▸ **What this task involves**
Transcribe the records that follow in their entirety, omitting any pictures.

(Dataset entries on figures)
* Start *
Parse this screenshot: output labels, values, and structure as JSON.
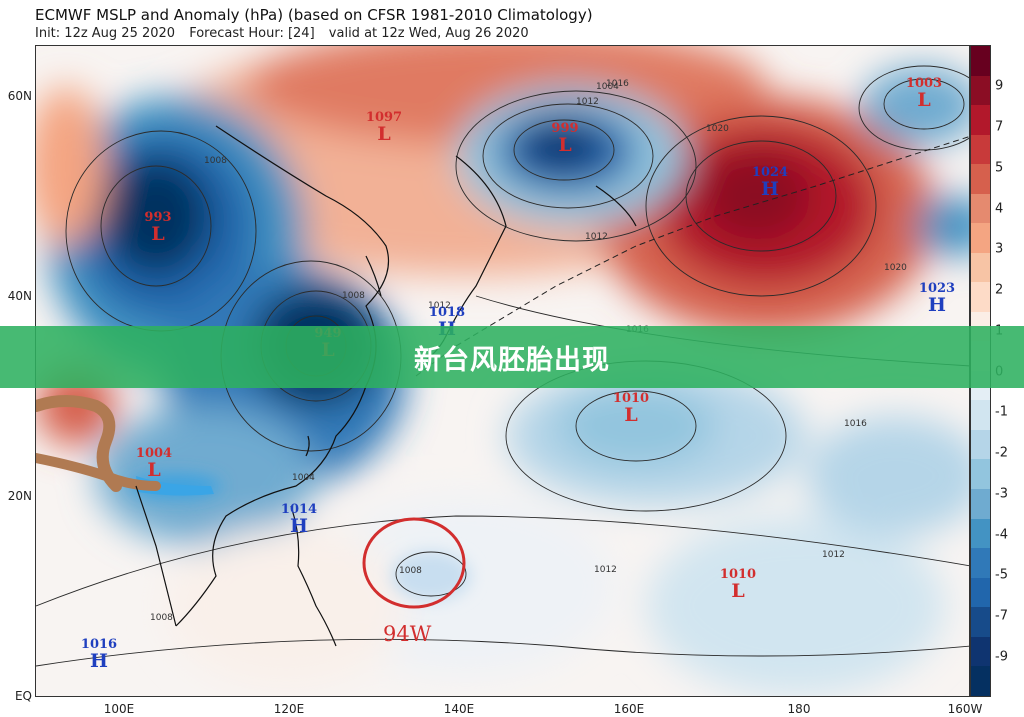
{
  "header": {
    "title": "ECMWF MSLP and Anomaly (hPa) (based on CFSR 1981-2010 Climatology)",
    "init": "Init: 12z Aug 25 2020",
    "forecast": "Forecast Hour: [24]",
    "valid": "valid at 12z Wed, Aug 26 2020"
  },
  "axes": {
    "lat_labels": [
      "60N",
      "40N",
      "20N",
      "EQ"
    ],
    "lon_labels": [
      "100E",
      "120E",
      "140E",
      "160E",
      "180",
      "160W"
    ]
  },
  "colorbar": {
    "labels": [
      "9",
      "7",
      "5",
      "4",
      "3",
      "2",
      "1",
      "0",
      "-1",
      "-2",
      "-3",
      "-4",
      "-5",
      "-7",
      "-9"
    ],
    "colors": [
      "#67001f",
      "#8b0d24",
      "#b2182b",
      "#c83a3a",
      "#d6604d",
      "#e58a6f",
      "#f4a582",
      "#f7c4a5",
      "#fddbc7",
      "#fbeee6",
      "#f7f7f7",
      "#e4eef5",
      "#d1e5f0",
      "#b5d5e8",
      "#92c5de",
      "#6fabd0",
      "#4393c3",
      "#3079b8",
      "#2166ac",
      "#174b8a",
      "#0f3470",
      "#053061"
    ]
  },
  "pressure_labels": [
    {
      "value": "1097",
      "letter": "L",
      "type": "low"
    },
    {
      "value": "999",
      "letter": "L",
      "type": "low"
    },
    {
      "value": "1003",
      "letter": "L",
      "type": "low"
    },
    {
      "value": "993",
      "letter": "L",
      "type": "low"
    },
    {
      "value": "1024",
      "letter": "H",
      "type": "high"
    },
    {
      "value": "1023",
      "letter": "H",
      "type": "high"
    },
    {
      "value": "1018",
      "letter": "H",
      "type": "high"
    },
    {
      "value": "949",
      "letter": "L",
      "type": "low"
    },
    {
      "value": "1010",
      "letter": "L",
      "type": "low"
    },
    {
      "value": "1010",
      "letter": "L",
      "type": "low"
    },
    {
      "value": "1014",
      "letter": "H",
      "type": "high"
    },
    {
      "value": "1016",
      "letter": "H",
      "type": "high"
    },
    {
      "value": "1004",
      "letter": "L",
      "type": "low"
    }
  ],
  "isobar_labels": [
    "1004",
    "1008",
    "1012",
    "1016",
    "1020",
    "1008",
    "1012",
    "1012",
    "1016",
    "1016",
    "1020",
    "1012",
    "1008",
    "1012",
    "1008",
    "1004"
  ],
  "annotation": {
    "label": "94W",
    "color": "#d22e2e"
  },
  "banner": {
    "text": "新台风胚胎出现",
    "color": "#2eb060"
  }
}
* End *
▸ **Result**
Parse this screenshot: output labels, values, and structure as JSON.
{
  "header": {
    "title": "ECMWF MSLP and Anomaly (hPa) (based on CFSR 1981-2010 Climatology)",
    "init": "Init: 12z Aug 25 2020",
    "forecast": "Forecast Hour: [24]",
    "valid": "valid at 12z Wed, Aug 26 2020"
  },
  "axes": {
    "lat_labels": [
      "60N",
      "40N",
      "20N",
      "EQ"
    ],
    "lon_labels": [
      "100E",
      "120E",
      "140E",
      "160E",
      "180",
      "160W"
    ]
  },
  "colorbar": {
    "labels": [
      "9",
      "7",
      "5",
      "4",
      "3",
      "2",
      "1",
      "0",
      "-1",
      "-2",
      "-3",
      "-4",
      "-5",
      "-7",
      "-9"
    ],
    "colors": [
      "#67001f",
      "#8b0d24",
      "#b2182b",
      "#c83a3a",
      "#d6604d",
      "#e58a6f",
      "#f4a582",
      "#f7c4a5",
      "#fddbc7",
      "#fbeee6",
      "#f7f7f7",
      "#e4eef5",
      "#d1e5f0",
      "#b5d5e8",
      "#92c5de",
      "#6fabd0",
      "#4393c3",
      "#3079b8",
      "#2166ac",
      "#174b8a",
      "#0f3470",
      "#053061"
    ]
  },
  "pressure_labels": [
    {
      "value": "1097",
      "letter": "L",
      "type": "low"
    },
    {
      "value": "999",
      "letter": "L",
      "type": "low"
    },
    {
      "value": "1003",
      "letter": "L",
      "type": "low"
    },
    {
      "value": "993",
      "letter": "L",
      "type": "low"
    },
    {
      "value": "1024",
      "letter": "H",
      "type": "high"
    },
    {
      "value": "1023",
      "letter": "H",
      "type": "high"
    },
    {
      "value": "1018",
      "letter": "H",
      "type": "high"
    },
    {
      "value": "949",
      "letter": "L",
      "type": "low"
    },
    {
      "value": "1010",
      "letter": "L",
      "type": "low"
    },
    {
      "value": "1010",
      "letter": "L",
      "type": "low"
    },
    {
      "value": "1014",
      "letter": "H",
      "type": "high"
    },
    {
      "value": "1016",
      "letter": "H",
      "type": "high"
    },
    {
      "value": "1004",
      "letter": "L",
      "type": "low"
    }
  ],
  "isobar_labels": [
    "1004",
    "1008",
    "1012",
    "1016",
    "1020",
    "1008",
    "1012",
    "1012",
    "1016",
    "1016",
    "1020",
    "1012",
    "1008",
    "1012",
    "1008",
    "1004"
  ],
  "annotation": {
    "label": "94W",
    "color": "#d22e2e"
  },
  "banner": {
    "text": "新台风胚胎出现",
    "color": "#2eb060"
  }
}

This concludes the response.